### Exercise requirements
Of the lines in the records that follow, how many include the word "maneuvers"? Answer with a bare number.

--- begin Source data ---

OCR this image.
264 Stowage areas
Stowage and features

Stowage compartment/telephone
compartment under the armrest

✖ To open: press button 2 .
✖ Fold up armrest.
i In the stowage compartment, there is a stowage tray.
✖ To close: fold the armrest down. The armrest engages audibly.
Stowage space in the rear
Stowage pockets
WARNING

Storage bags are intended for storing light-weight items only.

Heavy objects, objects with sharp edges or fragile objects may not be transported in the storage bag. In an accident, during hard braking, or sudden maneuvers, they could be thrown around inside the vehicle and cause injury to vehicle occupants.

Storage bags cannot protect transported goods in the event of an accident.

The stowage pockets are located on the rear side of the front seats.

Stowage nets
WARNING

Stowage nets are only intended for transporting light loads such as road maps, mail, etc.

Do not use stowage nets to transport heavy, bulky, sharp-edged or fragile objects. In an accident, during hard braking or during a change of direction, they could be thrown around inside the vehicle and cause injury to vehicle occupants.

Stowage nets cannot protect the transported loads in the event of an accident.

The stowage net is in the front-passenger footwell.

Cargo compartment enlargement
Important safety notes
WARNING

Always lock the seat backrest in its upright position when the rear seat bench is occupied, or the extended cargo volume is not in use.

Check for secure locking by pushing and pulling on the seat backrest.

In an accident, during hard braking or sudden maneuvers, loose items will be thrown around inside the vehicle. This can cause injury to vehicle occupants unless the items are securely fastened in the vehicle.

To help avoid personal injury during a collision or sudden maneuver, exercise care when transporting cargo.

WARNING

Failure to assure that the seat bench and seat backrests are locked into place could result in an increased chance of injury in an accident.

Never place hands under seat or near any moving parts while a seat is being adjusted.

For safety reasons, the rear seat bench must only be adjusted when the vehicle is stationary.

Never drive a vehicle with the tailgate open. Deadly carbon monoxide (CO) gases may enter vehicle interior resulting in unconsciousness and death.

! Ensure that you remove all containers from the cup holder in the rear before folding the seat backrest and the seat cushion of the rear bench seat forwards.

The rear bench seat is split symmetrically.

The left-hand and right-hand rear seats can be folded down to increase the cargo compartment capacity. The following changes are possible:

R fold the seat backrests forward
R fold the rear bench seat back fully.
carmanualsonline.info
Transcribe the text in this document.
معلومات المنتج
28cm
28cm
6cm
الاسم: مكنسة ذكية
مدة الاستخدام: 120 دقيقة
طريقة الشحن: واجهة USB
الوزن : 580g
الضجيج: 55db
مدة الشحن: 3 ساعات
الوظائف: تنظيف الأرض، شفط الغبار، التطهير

--- end Source data ---

### Solution to the exercise
2